**Prompt**
Transcribe the rows verbatim from the line containing "Find all labels, buttons, inputs, and" through the line containing "- wiki-link[interactable]: ondas", including both of those lines.

**Supplied material**
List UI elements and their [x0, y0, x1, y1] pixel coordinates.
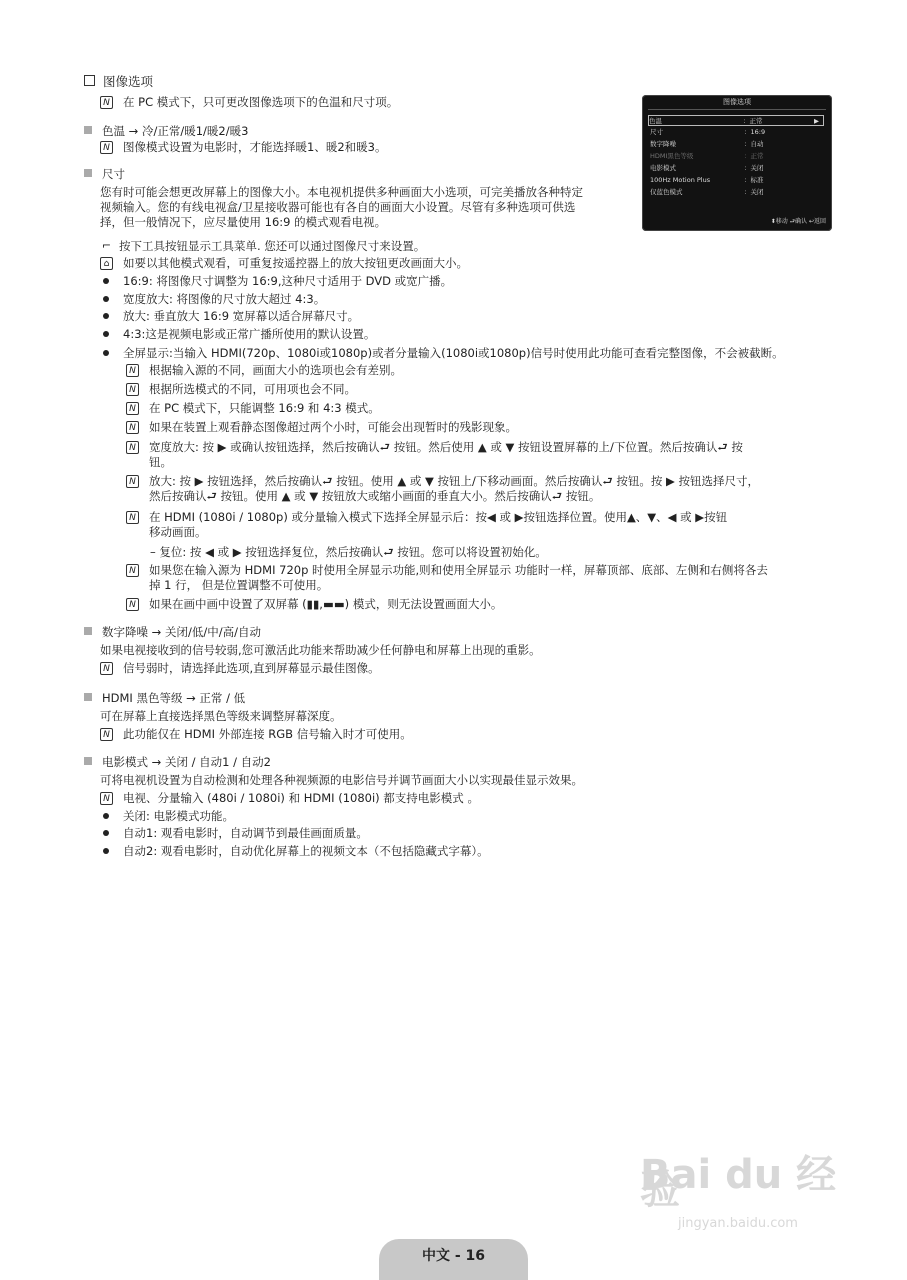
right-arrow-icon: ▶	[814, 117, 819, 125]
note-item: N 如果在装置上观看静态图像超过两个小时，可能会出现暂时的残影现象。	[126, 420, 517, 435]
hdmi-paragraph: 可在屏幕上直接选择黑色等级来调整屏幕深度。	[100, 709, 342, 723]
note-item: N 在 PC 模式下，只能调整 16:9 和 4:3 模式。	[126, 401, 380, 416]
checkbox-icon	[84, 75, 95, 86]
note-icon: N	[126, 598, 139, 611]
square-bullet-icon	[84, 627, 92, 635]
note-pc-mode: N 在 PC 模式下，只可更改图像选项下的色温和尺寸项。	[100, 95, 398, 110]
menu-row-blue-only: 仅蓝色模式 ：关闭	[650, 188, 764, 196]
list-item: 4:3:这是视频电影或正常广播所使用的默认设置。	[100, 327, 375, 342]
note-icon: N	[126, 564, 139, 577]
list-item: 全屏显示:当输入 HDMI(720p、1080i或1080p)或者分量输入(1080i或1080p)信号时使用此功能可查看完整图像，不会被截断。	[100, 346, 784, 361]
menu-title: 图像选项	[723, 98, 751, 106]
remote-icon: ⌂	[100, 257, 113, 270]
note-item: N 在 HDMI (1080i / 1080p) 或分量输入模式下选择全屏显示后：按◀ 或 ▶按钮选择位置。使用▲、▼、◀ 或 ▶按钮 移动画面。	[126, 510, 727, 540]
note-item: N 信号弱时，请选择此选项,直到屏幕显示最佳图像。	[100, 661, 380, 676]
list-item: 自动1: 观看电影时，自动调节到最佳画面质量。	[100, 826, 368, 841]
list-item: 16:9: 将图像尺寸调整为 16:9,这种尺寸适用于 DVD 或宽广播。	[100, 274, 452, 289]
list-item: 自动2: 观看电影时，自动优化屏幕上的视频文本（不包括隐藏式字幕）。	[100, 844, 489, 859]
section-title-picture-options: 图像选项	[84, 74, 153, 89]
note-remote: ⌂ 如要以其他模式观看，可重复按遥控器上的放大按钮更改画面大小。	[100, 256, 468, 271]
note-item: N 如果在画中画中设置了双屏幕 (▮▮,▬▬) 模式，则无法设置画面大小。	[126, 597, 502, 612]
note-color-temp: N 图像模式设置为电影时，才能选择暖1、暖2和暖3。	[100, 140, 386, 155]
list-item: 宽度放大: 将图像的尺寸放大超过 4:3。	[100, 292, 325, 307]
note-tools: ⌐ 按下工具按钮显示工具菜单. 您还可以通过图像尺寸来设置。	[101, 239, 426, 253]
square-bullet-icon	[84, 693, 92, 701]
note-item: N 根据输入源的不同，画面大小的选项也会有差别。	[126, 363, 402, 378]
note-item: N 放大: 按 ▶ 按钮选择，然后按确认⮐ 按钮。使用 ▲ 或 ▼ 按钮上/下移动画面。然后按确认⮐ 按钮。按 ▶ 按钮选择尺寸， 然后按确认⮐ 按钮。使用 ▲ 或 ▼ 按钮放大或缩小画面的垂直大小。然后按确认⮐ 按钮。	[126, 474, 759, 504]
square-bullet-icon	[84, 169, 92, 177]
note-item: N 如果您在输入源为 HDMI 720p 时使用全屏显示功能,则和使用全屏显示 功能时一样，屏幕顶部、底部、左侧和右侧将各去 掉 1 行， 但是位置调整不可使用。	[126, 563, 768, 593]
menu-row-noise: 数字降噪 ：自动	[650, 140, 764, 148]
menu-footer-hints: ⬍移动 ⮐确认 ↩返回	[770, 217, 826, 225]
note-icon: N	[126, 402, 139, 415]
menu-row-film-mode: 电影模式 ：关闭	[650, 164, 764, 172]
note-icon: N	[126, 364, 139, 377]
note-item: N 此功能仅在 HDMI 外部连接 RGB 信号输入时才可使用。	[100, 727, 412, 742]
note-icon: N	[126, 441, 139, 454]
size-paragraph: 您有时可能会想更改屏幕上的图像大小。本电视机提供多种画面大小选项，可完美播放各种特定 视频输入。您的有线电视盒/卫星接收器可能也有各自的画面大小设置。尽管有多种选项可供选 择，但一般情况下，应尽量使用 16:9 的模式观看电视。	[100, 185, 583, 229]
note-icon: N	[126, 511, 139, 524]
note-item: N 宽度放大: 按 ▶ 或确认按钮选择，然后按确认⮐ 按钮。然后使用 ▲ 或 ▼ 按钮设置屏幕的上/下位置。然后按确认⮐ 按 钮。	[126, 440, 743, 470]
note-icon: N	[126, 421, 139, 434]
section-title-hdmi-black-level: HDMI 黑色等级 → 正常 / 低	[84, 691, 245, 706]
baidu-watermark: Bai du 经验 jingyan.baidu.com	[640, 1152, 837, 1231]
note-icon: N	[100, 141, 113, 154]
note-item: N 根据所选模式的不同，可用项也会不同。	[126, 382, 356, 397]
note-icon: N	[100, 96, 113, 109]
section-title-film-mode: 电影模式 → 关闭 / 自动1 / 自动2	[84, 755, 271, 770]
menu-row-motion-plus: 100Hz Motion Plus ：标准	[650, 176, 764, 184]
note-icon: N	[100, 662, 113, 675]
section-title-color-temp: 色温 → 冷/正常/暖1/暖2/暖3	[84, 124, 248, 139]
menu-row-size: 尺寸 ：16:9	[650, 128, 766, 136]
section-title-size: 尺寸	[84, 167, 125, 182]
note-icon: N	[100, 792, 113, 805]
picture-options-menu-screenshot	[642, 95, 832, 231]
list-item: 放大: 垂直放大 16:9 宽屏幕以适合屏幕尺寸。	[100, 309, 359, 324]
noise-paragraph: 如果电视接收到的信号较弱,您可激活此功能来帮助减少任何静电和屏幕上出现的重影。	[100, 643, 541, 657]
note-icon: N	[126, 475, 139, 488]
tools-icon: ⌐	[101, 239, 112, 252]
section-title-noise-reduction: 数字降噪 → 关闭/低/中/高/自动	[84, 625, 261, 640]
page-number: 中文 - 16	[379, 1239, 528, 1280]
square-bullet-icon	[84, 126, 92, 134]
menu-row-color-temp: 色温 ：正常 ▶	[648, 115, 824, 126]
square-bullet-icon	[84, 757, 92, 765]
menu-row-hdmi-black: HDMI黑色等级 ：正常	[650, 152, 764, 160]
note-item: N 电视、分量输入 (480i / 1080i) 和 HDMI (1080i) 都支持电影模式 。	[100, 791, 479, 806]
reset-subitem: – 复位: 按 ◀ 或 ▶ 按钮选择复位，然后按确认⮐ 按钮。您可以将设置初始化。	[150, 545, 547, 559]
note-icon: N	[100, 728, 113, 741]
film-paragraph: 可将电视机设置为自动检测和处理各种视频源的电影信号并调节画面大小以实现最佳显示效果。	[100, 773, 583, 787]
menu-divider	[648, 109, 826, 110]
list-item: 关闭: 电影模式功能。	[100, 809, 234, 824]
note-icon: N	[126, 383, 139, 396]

--

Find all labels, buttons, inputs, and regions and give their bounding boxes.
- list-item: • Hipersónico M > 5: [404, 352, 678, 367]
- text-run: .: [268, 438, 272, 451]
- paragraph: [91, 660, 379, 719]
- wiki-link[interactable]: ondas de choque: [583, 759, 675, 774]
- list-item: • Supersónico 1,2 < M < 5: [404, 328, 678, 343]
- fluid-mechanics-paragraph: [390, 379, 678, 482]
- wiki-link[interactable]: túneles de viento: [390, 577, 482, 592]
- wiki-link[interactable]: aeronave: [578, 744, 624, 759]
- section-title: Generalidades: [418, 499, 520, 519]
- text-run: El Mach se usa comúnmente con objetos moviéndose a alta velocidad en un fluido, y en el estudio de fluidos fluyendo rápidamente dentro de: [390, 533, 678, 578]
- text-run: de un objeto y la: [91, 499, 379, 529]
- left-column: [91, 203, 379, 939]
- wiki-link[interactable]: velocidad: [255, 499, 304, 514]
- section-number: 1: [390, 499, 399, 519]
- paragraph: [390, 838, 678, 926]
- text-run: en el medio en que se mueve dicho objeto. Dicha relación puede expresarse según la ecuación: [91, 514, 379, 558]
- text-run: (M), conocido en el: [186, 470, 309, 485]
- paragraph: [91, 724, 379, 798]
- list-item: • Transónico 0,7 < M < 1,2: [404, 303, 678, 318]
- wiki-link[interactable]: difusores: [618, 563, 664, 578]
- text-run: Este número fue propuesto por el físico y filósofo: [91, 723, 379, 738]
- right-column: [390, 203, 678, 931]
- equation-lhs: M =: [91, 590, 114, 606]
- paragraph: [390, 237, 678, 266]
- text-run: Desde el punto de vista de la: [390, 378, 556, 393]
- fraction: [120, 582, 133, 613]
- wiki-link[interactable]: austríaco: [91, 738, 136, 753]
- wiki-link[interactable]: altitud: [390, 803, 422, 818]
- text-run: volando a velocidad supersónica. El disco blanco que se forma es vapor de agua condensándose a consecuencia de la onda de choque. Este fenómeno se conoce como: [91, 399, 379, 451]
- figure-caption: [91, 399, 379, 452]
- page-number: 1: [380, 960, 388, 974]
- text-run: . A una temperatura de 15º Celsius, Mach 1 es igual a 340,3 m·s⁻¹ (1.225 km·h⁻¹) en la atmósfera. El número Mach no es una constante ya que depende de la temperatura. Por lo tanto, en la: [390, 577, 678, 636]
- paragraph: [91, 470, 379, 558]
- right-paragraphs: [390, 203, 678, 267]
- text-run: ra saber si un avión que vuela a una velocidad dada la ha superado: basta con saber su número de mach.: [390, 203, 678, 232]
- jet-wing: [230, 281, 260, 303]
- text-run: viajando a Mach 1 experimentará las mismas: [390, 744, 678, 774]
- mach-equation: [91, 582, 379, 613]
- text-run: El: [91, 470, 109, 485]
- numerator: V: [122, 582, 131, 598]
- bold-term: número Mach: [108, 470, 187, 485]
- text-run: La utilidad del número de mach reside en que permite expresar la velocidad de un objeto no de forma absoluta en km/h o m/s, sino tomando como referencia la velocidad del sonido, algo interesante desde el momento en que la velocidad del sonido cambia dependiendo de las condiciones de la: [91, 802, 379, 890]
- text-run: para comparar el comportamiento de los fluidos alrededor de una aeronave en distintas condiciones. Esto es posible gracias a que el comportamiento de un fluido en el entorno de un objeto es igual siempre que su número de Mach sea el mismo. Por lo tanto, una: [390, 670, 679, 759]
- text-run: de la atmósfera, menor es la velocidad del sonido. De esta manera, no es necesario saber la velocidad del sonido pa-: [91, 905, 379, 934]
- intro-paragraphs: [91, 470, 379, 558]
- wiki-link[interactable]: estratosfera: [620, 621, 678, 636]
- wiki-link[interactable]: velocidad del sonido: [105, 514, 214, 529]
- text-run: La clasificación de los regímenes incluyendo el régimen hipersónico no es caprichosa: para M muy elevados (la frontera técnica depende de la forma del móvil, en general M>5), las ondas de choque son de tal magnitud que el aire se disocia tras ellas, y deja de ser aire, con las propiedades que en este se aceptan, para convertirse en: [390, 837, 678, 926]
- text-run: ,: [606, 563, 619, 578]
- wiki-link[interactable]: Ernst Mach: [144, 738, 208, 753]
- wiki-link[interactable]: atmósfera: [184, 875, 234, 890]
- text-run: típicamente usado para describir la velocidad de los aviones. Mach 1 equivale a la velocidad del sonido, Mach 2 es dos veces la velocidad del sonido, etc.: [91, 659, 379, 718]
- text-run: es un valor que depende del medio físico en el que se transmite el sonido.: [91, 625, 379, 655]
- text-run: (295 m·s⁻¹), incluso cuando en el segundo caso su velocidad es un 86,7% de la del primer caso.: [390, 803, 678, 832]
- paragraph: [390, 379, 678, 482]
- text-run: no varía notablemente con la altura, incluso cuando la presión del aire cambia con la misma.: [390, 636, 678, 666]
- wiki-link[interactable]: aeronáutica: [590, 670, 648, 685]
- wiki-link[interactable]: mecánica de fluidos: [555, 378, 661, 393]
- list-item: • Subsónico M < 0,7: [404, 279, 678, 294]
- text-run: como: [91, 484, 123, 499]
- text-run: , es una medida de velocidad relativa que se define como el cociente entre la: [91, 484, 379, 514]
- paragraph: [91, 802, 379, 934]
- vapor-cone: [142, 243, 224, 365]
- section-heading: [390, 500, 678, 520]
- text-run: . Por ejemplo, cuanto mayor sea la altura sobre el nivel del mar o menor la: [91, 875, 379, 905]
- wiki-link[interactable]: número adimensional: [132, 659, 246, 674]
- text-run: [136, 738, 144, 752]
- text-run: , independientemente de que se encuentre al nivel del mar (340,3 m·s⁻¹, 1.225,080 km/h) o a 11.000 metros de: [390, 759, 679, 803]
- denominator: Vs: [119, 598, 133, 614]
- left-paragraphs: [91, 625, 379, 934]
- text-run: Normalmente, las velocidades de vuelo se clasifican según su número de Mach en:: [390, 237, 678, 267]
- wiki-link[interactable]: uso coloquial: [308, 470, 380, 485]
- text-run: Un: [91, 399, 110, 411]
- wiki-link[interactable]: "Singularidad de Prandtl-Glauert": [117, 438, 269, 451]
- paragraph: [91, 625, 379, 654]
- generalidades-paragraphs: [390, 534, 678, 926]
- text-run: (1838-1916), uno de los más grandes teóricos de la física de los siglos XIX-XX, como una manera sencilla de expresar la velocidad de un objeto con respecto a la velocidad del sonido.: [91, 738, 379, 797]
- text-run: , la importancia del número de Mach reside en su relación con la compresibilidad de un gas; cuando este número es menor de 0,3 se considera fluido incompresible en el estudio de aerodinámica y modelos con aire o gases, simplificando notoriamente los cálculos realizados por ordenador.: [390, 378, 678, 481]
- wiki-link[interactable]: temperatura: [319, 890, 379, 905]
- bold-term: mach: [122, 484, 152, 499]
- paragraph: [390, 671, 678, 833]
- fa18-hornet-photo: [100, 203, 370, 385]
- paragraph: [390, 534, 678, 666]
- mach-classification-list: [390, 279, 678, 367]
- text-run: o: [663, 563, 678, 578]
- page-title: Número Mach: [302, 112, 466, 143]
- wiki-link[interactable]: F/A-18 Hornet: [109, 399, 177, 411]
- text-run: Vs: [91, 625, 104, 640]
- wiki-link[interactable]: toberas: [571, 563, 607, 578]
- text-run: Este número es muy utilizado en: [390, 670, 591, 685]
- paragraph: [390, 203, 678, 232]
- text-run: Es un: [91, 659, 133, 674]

**Task output**
Find all labels, buttons, inputs, and regions and give their bounding boxes.
- list-item: • Hipersónico M > 5: [404, 352, 678, 367]
- text-run: .: [268, 438, 272, 451]
- paragraph: [91, 660, 379, 719]
- wiki-link[interactable]: ondas de choque: [583, 759, 675, 774]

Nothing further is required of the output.